DETAILS ZUR AUFGABE
Gib aus dem Artikel über Hugh Hefner und den „Playboy“ die Passage von „Seit den frühen“ bis „Kulturwissenschaftlerin Beatriz Preciado.“ wörtlich wieder.

VORGEGEBENER TEXT
════════════════

Sex im Penthouse statt im tristen Bordell

02.02.2012
Hugh Hefner, Herausgeber des US-"Playboy", hat das Gegenstück zum unfreien Ehemann und Ernährer in den USA entworfen. Neu an dem von ihm propagierten Typ des urbanen Junggesellen war vor allem - seine Häuslichkeit. Eine kulturwissenschaftliche Analyse.
Seit den frühen Tagen des Kalten Krieges gilt in der amerikanischen Gesellschaft ein heterosexuelles Familienleben als Norm. Gegen dieses Leitmodell - biedere Vorstadthäuschen, verzweifelte Hausfrauen und unglückliche Ernährer - sind nicht nur Lesben, Schwule, Feministinnen auf die Barrikaden gegangen. Auch die Zeitschrift "Playboy" und ihr Herausgeber Hugh Hefner arbeiteten in der zweiten Hälfte des 20. Jahrhunderts intensiv und erfolgreich an einem Gegenentwurf, den man mit einem gewissen Zynismus ebenfalls als emanzipatorisch bezeichnen kann - zumindest behauptet das die spanische Kulturwissenschaftlerin Beatriz Preciado.

════════════════

EINTRÄGE
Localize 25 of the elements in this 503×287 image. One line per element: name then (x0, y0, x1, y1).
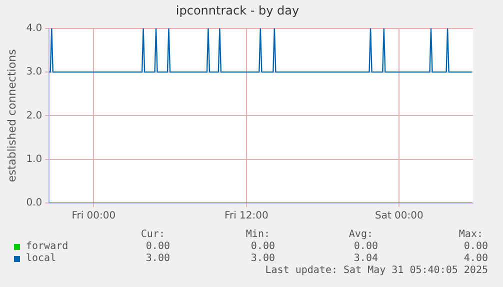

════════════════

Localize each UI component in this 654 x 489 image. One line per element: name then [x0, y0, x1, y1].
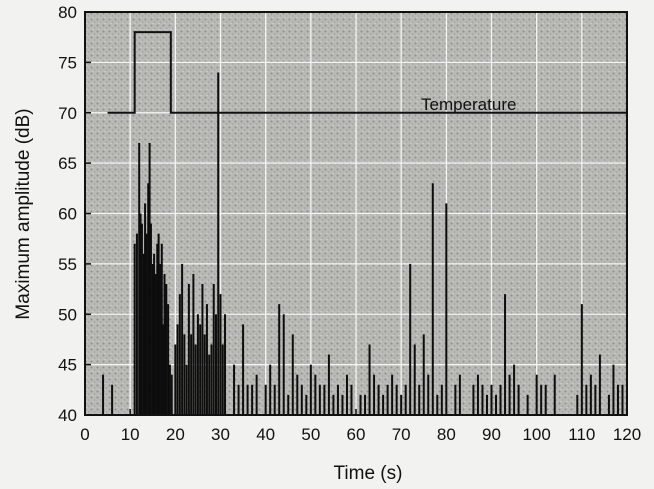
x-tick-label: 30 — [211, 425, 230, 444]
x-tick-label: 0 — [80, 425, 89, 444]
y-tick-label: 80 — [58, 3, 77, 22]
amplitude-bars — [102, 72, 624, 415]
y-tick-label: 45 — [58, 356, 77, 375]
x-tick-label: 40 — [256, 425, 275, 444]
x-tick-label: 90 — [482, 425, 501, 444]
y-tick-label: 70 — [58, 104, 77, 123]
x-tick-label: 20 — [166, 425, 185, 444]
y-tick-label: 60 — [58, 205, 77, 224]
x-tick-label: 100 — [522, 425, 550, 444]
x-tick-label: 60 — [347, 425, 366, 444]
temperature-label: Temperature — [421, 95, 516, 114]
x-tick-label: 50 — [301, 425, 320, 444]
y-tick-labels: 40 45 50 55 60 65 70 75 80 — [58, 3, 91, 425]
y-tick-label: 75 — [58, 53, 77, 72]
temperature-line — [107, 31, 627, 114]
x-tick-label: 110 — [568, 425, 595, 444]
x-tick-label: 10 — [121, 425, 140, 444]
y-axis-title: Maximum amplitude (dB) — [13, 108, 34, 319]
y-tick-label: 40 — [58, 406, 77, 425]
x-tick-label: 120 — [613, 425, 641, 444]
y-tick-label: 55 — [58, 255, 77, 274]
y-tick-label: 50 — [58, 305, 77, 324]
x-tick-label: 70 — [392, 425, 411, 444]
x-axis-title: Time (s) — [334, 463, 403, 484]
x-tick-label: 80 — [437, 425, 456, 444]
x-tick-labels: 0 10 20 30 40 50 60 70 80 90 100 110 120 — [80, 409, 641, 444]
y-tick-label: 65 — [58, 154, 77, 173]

════════════════

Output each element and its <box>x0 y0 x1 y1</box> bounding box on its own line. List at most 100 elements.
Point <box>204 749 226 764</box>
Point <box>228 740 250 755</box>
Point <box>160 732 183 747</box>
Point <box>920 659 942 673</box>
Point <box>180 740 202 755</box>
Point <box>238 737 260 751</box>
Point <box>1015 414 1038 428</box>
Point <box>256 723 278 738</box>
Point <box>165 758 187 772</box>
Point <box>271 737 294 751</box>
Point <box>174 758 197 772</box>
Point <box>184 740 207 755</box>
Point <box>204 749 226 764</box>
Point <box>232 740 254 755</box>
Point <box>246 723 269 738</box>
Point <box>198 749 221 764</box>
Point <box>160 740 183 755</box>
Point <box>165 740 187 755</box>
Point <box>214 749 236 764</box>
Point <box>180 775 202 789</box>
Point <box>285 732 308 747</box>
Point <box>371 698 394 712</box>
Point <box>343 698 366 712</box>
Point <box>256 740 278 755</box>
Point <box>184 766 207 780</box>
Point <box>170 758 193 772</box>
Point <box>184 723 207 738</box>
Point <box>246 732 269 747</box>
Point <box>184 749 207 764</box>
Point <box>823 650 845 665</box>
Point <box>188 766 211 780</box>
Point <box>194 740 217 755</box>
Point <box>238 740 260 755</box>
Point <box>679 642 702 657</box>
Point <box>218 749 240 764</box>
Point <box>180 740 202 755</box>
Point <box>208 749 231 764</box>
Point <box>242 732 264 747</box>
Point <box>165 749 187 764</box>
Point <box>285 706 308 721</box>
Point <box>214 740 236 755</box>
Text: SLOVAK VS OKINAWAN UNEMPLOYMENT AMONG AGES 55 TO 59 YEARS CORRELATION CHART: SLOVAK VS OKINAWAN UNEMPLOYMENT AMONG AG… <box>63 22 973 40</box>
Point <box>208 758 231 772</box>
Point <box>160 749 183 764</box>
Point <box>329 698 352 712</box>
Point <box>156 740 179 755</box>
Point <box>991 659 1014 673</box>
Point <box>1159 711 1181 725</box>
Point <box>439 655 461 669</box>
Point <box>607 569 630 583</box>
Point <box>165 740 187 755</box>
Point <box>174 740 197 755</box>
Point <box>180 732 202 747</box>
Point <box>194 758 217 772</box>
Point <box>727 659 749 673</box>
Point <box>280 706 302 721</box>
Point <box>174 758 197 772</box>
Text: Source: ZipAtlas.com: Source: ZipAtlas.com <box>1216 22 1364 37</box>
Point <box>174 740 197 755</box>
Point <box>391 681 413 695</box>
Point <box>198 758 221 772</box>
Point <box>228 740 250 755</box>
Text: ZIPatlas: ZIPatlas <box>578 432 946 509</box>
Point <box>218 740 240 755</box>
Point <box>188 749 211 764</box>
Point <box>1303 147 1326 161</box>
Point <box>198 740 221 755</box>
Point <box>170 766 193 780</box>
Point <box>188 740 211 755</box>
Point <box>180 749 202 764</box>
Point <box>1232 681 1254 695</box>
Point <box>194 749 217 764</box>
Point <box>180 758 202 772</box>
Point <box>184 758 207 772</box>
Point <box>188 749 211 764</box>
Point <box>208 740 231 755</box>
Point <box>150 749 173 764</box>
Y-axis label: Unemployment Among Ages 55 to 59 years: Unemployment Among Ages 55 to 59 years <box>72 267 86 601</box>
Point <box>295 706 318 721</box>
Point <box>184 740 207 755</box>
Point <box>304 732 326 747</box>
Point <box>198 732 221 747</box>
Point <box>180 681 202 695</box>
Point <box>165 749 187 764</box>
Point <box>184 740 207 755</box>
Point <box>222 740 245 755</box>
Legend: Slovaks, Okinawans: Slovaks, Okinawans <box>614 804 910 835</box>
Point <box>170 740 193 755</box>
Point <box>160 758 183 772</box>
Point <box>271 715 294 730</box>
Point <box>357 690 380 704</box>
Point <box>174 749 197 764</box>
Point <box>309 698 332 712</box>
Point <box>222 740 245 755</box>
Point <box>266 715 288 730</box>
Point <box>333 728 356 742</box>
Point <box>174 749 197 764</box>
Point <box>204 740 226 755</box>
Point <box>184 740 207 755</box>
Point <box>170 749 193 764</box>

════════════════

ERLEDIGTE AUFGABE
Seit den frühen Tagen des Kalten Krieges gilt in der amerikanischen Gesellschaft ein heterosexuelles Familienleben als Norm. Gegen dieses Leitmodell - biedere Vorstadthäuschen, verzweifelte Hausfrauen und unglückliche Ernährer - sind nicht nur Lesben, Schwule, Feministinnen auf die Barrikaden gegangen. Auch die Zeitschrift "Playboy" und ihr Herausgeber Hugh Hefner arbeiteten in der zweiten Hälfte des 20. Jahrhunderts intensiv und erfolgreich an einem Gegenentwurf, den man mit einem gewissen Zynismus ebenfalls als emanzipatorisch bezeichnen kann - zumindest behauptet das die spanische Kulturwissenschaftlerin Beatriz Preciado.